##### Material for this exercise #####

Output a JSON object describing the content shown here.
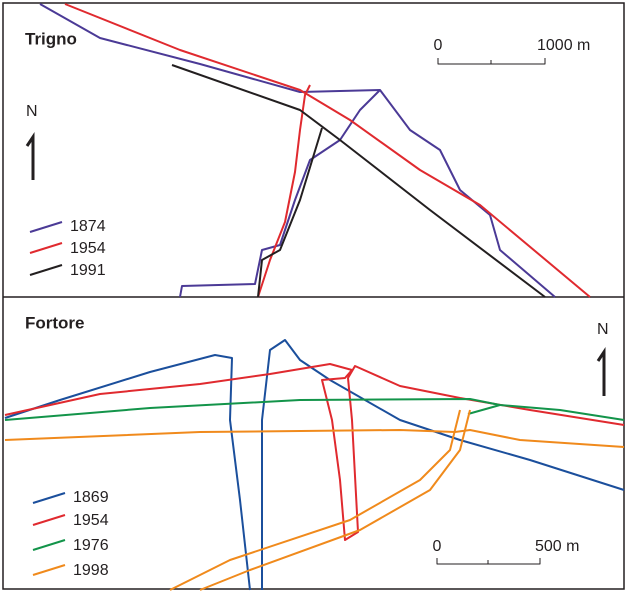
{
  "panels": [
    {
      "title": "Trigno",
      "north": "N",
      "scale": {
        "start": "0",
        "end": "1000 m"
      },
      "legend": [
        "1874",
        "1954",
        "1991"
      ]
    },
    {
      "title": "Fortore",
      "north": "N",
      "scale": {
        "start": "0",
        "end": "500 m"
      },
      "legend": [
        "1869",
        "1954",
        "1976",
        "1998"
      ]
    }
  ]
}
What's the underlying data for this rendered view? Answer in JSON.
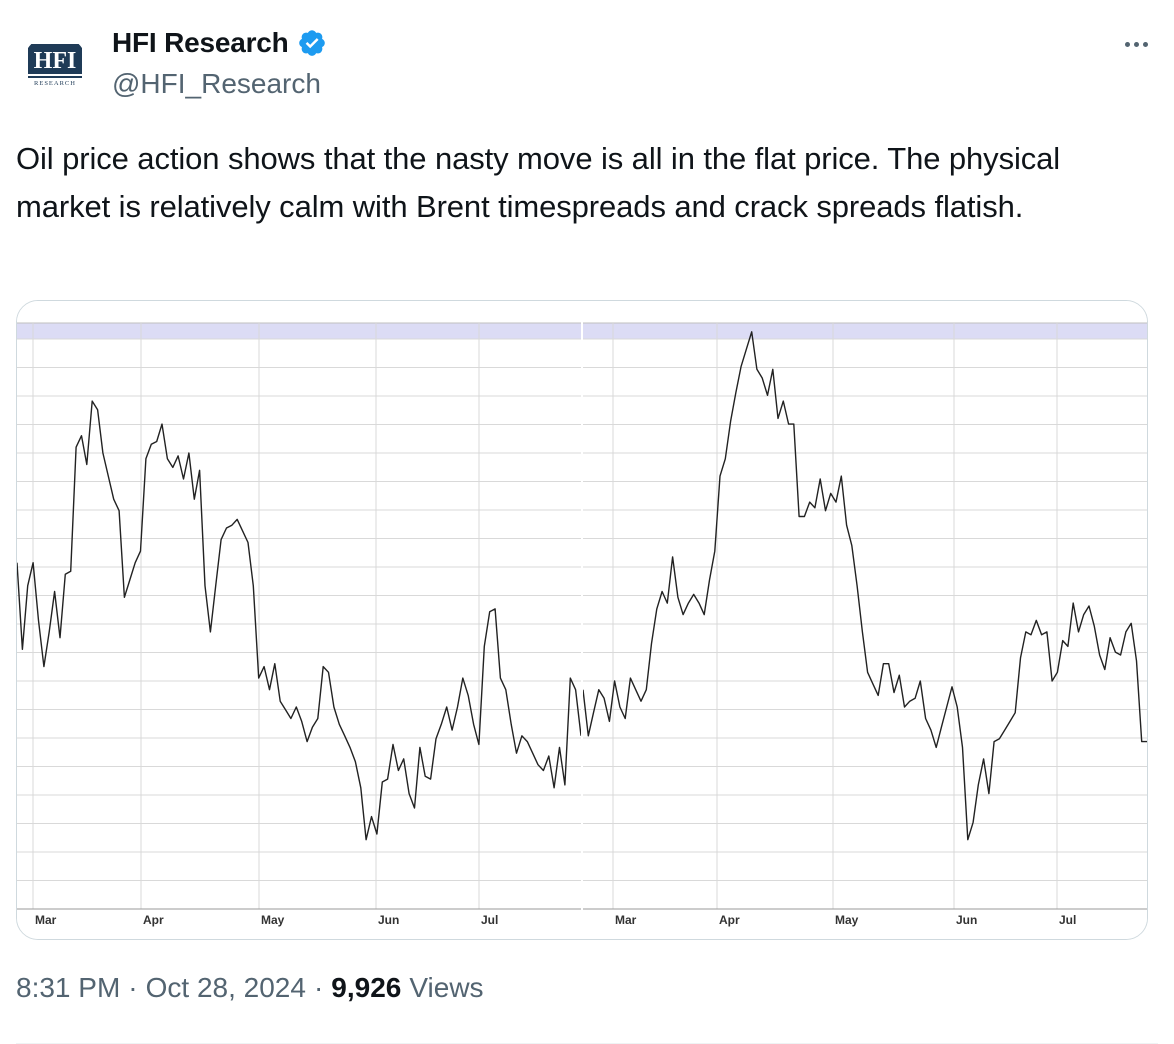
{
  "author": {
    "display_name": "HFI Research",
    "handle": "@HFI_Research",
    "verified": true,
    "avatar_logo_text": "HFI",
    "avatar_logo_subtext": "RESEARCH"
  },
  "tweet": {
    "text": "Oil price action shows that the nasty move is all in the flat price. The physical market is relatively calm with Brent timespreads and crack spreads flatish."
  },
  "meta": {
    "time": "8:31 PM",
    "separator": "·",
    "date": "Oct 28, 2024",
    "views_count": "9,926",
    "views_label": "Views"
  },
  "icons": {
    "verified": "verified-badge-icon",
    "more": "more-options-icon"
  },
  "colors": {
    "verified_blue": "#1d9bf0",
    "line": "#222222",
    "band": "#dcdcf5",
    "grid": "#d9d9d9"
  },
  "chart_data": [
    {
      "type": "line",
      "x_labels": [
        "Mar",
        "Apr",
        "May",
        "Jun",
        "Jul"
      ],
      "grid": true,
      "series": [
        {
          "values": [
            60.0,
            45.0,
            56.0,
            60.0,
            50.0,
            42.0,
            48.0,
            55.0,
            47.0,
            58.0,
            58.5,
            80.0,
            82.0,
            77.0,
            88.0,
            86.5,
            79.0,
            75.0,
            71.0,
            69.0,
            54.0,
            57.0,
            60.0,
            62.0,
            78.0,
            80.5,
            81.0,
            84.0,
            78.0,
            76.5,
            78.5,
            74.5,
            79.0,
            71.0,
            76.0,
            56.0,
            48.0,
            56.0,
            64.0,
            66.0,
            66.5,
            67.5,
            65.5,
            63.5,
            56.0,
            40.0,
            42.0,
            38.0,
            42.5,
            36.0,
            34.5,
            33.0,
            35.0,
            32.5,
            29.0,
            31.5,
            33.0,
            42.0,
            41.0,
            35.0,
            32.0,
            30.0,
            28.0,
            25.5,
            21.0,
            12.0,
            16.0,
            13.0,
            22.0,
            22.5,
            28.5,
            24.0,
            26.0,
            20.0,
            17.5,
            28.0,
            23.0,
            22.5,
            29.5,
            32.0,
            35.0,
            31.0,
            35.0,
            40.0,
            37.0,
            32.0,
            28.5,
            45.5,
            51.5,
            52.0,
            40.0,
            38.0,
            32.0,
            27.0,
            30.0,
            29.0,
            27.0,
            25.0,
            24.0,
            26.5,
            21.0,
            28.0,
            21.5,
            40.0,
            38.0,
            30.0
          ]
        }
      ]
    },
    {
      "type": "line",
      "x_labels": [
        "Mar",
        "Apr",
        "May",
        "Jun",
        "Jul"
      ],
      "grid": true,
      "series": [
        {
          "values": [
            38.0,
            30.0,
            34.0,
            38.0,
            36.5,
            32.5,
            39.5,
            35.0,
            33.0,
            40.0,
            38.0,
            36.0,
            38.0,
            46.0,
            52.0,
            55.0,
            53.0,
            61.0,
            54.0,
            51.0,
            53.0,
            54.5,
            53.0,
            51.0,
            57.0,
            62.0,
            75.0,
            78.0,
            84.5,
            89.5,
            94.0,
            97.0,
            100.0,
            93.5,
            92.0,
            89.0,
            93.5,
            85.0,
            88.0,
            84.0,
            84.0,
            68.0,
            68.0,
            70.5,
            69.5,
            74.5,
            69.0,
            72.0,
            70.5,
            75.0,
            66.5,
            63.0,
            56.0,
            48.0,
            41.0,
            39.0,
            37.0,
            42.5,
            42.5,
            37.5,
            40.5,
            35.0,
            36.0,
            36.5,
            39.5,
            33.0,
            31.0,
            28.0,
            31.5,
            35.0,
            38.5,
            35.0,
            28.0,
            12.0,
            15.0,
            21.5,
            26.0,
            20.0,
            29.0,
            29.5,
            31.0,
            32.5,
            34.0,
            43.5,
            48.0,
            47.5,
            50.0,
            47.5,
            48.0,
            39.5,
            41.0,
            46.5,
            45.5,
            53.0,
            48.0,
            51.0,
            52.5,
            49.0,
            44.0,
            41.5,
            47.0,
            44.5,
            44.0,
            48.0,
            49.5,
            43.0,
            29.0,
            29.0
          ]
        }
      ]
    }
  ]
}
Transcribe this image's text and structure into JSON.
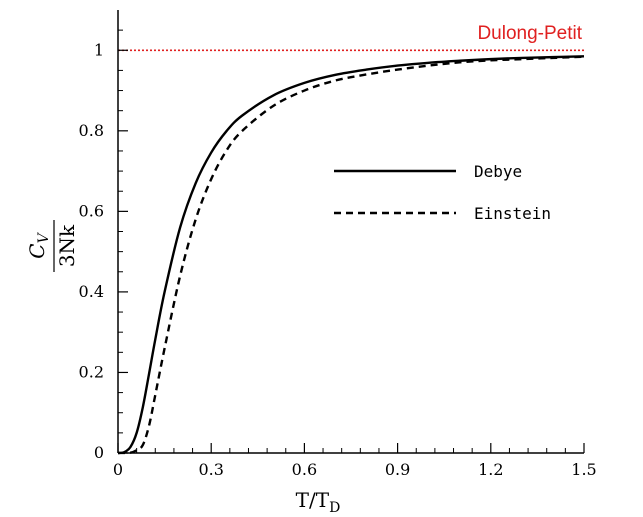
{
  "chart_data": {
    "type": "line",
    "xlabel": "T/T",
    "xlabel_sub": "D",
    "ylabel_numerator": "C",
    "ylabel_numerator_sub": "V",
    "ylabel_denominator": "3Nk",
    "xlim": [
      0,
      1.5
    ],
    "ylim": [
      0,
      1.1
    ],
    "xticks": [
      0,
      0.3,
      0.6,
      0.9,
      1.2,
      1.5
    ],
    "xtick_labels": [
      "0",
      "0.3",
      "0.6",
      "0.9",
      "1.2",
      "1.5"
    ],
    "yticks": [
      0,
      0.2,
      0.4,
      0.6,
      0.8,
      1
    ],
    "ytick_labels": [
      "0",
      "0.2",
      "0.4",
      "0.6",
      "0.8",
      "1"
    ],
    "grid": false,
    "legend_placement": "center-right",
    "reference_line": {
      "label": "Dulong-Petit",
      "y": 1,
      "color": "#e02020"
    },
    "series": [
      {
        "name": "Debye",
        "style": "solid",
        "color": "#000000",
        "x": [
          0,
          0.02,
          0.04,
          0.06,
          0.08,
          0.1,
          0.12,
          0.15,
          0.2,
          0.25,
          0.3,
          0.35,
          0.4,
          0.5,
          0.6,
          0.7,
          0.8,
          0.9,
          1.0,
          1.1,
          1.2,
          1.3,
          1.4,
          1.5
        ],
        "y": [
          0,
          0.0019,
          0.015,
          0.05,
          0.114,
          0.197,
          0.282,
          0.4,
          0.56,
          0.67,
          0.746,
          0.8,
          0.838,
          0.888,
          0.919,
          0.939,
          0.952,
          0.962,
          0.969,
          0.974,
          0.978,
          0.981,
          0.983,
          0.985
        ]
      },
      {
        "name": "Einstein",
        "style": "dashed",
        "color": "#000000",
        "x": [
          0,
          0.04,
          0.06,
          0.08,
          0.1,
          0.12,
          0.15,
          0.2,
          0.25,
          0.3,
          0.35,
          0.4,
          0.5,
          0.6,
          0.7,
          0.8,
          0.9,
          1.0,
          1.1,
          1.2,
          1.3,
          1.4,
          1.5
        ],
        "y": [
          0,
          0.0009,
          0.007,
          0.02,
          0.068,
          0.144,
          0.26,
          0.44,
          0.58,
          0.68,
          0.752,
          0.8,
          0.862,
          0.9,
          0.925,
          0.94,
          0.952,
          0.962,
          0.97,
          0.975,
          0.978,
          0.981,
          0.984
        ]
      }
    ]
  }
}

#####

What this task involves:
Give all the entries again exactly, dropping each picture.

Correct answer:
Output a JSON object describing the content shown here.
{
  "panels": [
    {
      "title": "Trigno",
      "north": "N",
      "scale": {
        "start": "0",
        "end": "1000 m"
      },
      "legend": [
        "1874",
        "1954",
        "1991"
      ]
    },
    {
      "title": "Fortore",
      "north": "N",
      "scale": {
        "start": "0",
        "end": "500 m"
      },
      "legend": [
        "1869",
        "1954",
        "1976",
        "1998"
      ]
    }
  ]
}
What's the underlying data for this rendered view? Answer in JSON.
{
  "author": {
    "display_name": "HFI Research",
    "handle": "@HFI_Research",
    "verified": true,
    "avatar_logo_text": "HFI",
    "avatar_logo_subtext": "RESEARCH"
  },
  "tweet": {
    "text": "Oil price action shows that the nasty move is all in the flat price. The physical market is relatively calm with Brent timespreads and crack spreads flatish."
  },
  "meta": {
    "time": "8:31 PM",
    "separator": "·",
    "date": "Oct 28, 2024",
    "views_count": "9,926",
    "views_label": "Views"
  },
  "icons": {
    "verified": "verified-badge-icon",
    "more": "more-options-icon"
  },
  "colors": {
    "verified_blue": "#1d9bf0",
    "line": "#222222",
    "band": "#dcdcf5",
    "grid": "#d9d9d9"
  },
  "chart_data": [
    {
      "type": "line",
      "x_labels": [
        "Mar",
        "Apr",
        "May",
        "Jun",
        "Jul"
      ],
      "grid": true,
      "series": [
        {
          "values": [
            60.0,
            45.0,
            56.0,
            60.0,
            50.0,
            42.0,
            48.0,
            55.0,
            47.0,
            58.0,
            58.5,
            80.0,
            82.0,
            77.0,
            88.0,
            86.5,
            79.0,
            75.0,
            71.0,
            69.0,
            54.0,
            57.0,
            60.0,
            62.0,
            78.0,
            80.5,
            81.0,
            84.0,
            78.0,
            76.5,
            78.5,
            74.5,
            79.0,
            71.0,
            76.0,
            56.0,
            48.0,
            56.0,
            64.0,
            66.0,
            66.5,
            67.5,
            65.5,
            63.5,
            56.0,
            40.0,
            42.0,
            38.0,
            42.5,
            36.0,
            34.5,
            33.0,
            35.0,
            32.5,
            29.0,
            31.5,
            33.0,
            42.0,
            41.0,
            35.0,
            32.0,
            30.0,
            28.0,
            25.5,
            21.0,
            12.0,
            16.0,
            13.0,
            22.0,
            22.5,
            28.5,
            24.0,
            26.0,
            20.0,
            17.5,
            28.0,
            23.0,
            22.5,
            29.5,
            32.0,
            35.0,
            31.0,
            35.0,
            40.0,
            37.0,
            32.0,
            28.5,
            45.5,
            51.5,
            52.0,
            40.0,
            38.0,
            32.0,
            27.0,
            30.0,
            29.0,
            27.0,
            25.0,
            24.0,
            26.5,
            21.0,
            28.0,
            21.5,
            40.0,
            38.0,
            30.0
          ]
        }
      ]
    },
    {
      "type": "line",
      "x_labels": [
        "Mar",
        "Apr",
        "May",
        "Jun",
        "Jul"
      ],
      "grid": true,
      "series": [
        {
          "values": [
            38.0,
            30.0,
            34.0,
            38.0,
            36.5,
            32.5,
            39.5,
            35.0,
            33.0,
            40.0,
            38.0,
            36.0,
            38.0,
            46.0,
            52.0,
            55.0,
            53.0,
            61.0,
            54.0,
            51.0,
            53.0,
            54.5,
            53.0,
            51.0,
            57.0,
            62.0,
            75.0,
            78.0,
            84.5,
            89.5,
            94.0,
            97.0,
            100.0,
            93.5,
            92.0,
            89.0,
            93.5,
            85.0,
            88.0,
            84.0,
            84.0,
            68.0,
            68.0,
            70.5,
            69.5,
            74.5,
            69.0,
            72.0,
            70.5,
            75.0,
            66.5,
            63.0,
            56.0,
            48.0,
            41.0,
            39.0,
            37.0,
            42.5,
            42.5,
            37.5,
            40.5,
            35.0,
            36.0,
            36.5,
            39.5,
            33.0,
            31.0,
            28.0,
            31.5,
            35.0,
            38.5,
            35.0,
            28.0,
            12.0,
            15.0,
            21.5,
            26.0,
            20.0,
            29.0,
            29.5,
            31.0,
            32.5,
            34.0,
            43.5,
            48.0,
            47.5,
            50.0,
            47.5,
            48.0,
            39.5,
            41.0,
            46.5,
            45.5,
            53.0,
            48.0,
            51.0,
            52.5,
            49.0,
            44.0,
            41.5,
            47.0,
            44.5,
            44.0,
            48.0,
            49.5,
            43.0,
            29.0,
            29.0
          ]
        }
      ]
    }
  ]
}
Transcribe this image's text and structure into JSON.
{
  "chart_data": {
    "type": "line",
    "xlabel": "T/T",
    "xlabel_sub": "D",
    "ylabel_numerator": "C",
    "ylabel_numerator_sub": "V",
    "ylabel_denominator": "3Nk",
    "xlim": [
      0,
      1.5
    ],
    "ylim": [
      0,
      1.1
    ],
    "xticks": [
      0,
      0.3,
      0.6,
      0.9,
      1.2,
      1.5
    ],
    "xtick_labels": [
      "0",
      "0.3",
      "0.6",
      "0.9",
      "1.2",
      "1.5"
    ],
    "yticks": [
      0,
      0.2,
      0.4,
      0.6,
      0.8,
      1
    ],
    "ytick_labels": [
      "0",
      "0.2",
      "0.4",
      "0.6",
      "0.8",
      "1"
    ],
    "grid": false,
    "legend_placement": "center-right",
    "reference_line": {
      "label": "Dulong-Petit",
      "y": 1,
      "color": "#e02020"
    },
    "series": [
      {
        "name": "Debye",
        "style": "solid",
        "color": "#000000",
        "x": [
          0,
          0.02,
          0.04,
          0.06,
          0.08,
          0.1,
          0.12,
          0.15,
          0.2,
          0.25,
          0.3,
          0.35,
          0.4,
          0.5,
          0.6,
          0.7,
          0.8,
          0.9,
          1.0,
          1.1,
          1.2,
          1.3,
          1.4,
          1.5
        ],
        "y": [
          0,
          0.0019,
          0.015,
          0.05,
          0.114,
          0.197,
          0.282,
          0.4,
          0.56,
          0.67,
          0.746,
          0.8,
          0.838,
          0.888,
          0.919,
          0.939,
          0.952,
          0.962,
          0.969,
          0.974,
          0.978,
          0.981,
          0.983,
          0.985
        ]
      },
      {
        "name": "Einstein",
        "style": "dashed",
        "color": "#000000",
        "x": [
          0,
          0.04,
          0.06,
          0.08,
          0.1,
          0.12,
          0.15,
          0.2,
          0.25,
          0.3,
          0.35,
          0.4,
          0.5,
          0.6,
          0.7,
          0.8,
          0.9,
          1.0,
          1.1,
          1.2,
          1.3,
          1.4,
          1.5
        ],
        "y": [
          0,
          0.0009,
          0.007,
          0.02,
          0.068,
          0.144,
          0.26,
          0.44,
          0.58,
          0.68,
          0.752,
          0.8,
          0.862,
          0.9,
          0.925,
          0.94,
          0.952,
          0.962,
          0.97,
          0.975,
          0.978,
          0.981,
          0.984
        ]
      }
    ]
  }
}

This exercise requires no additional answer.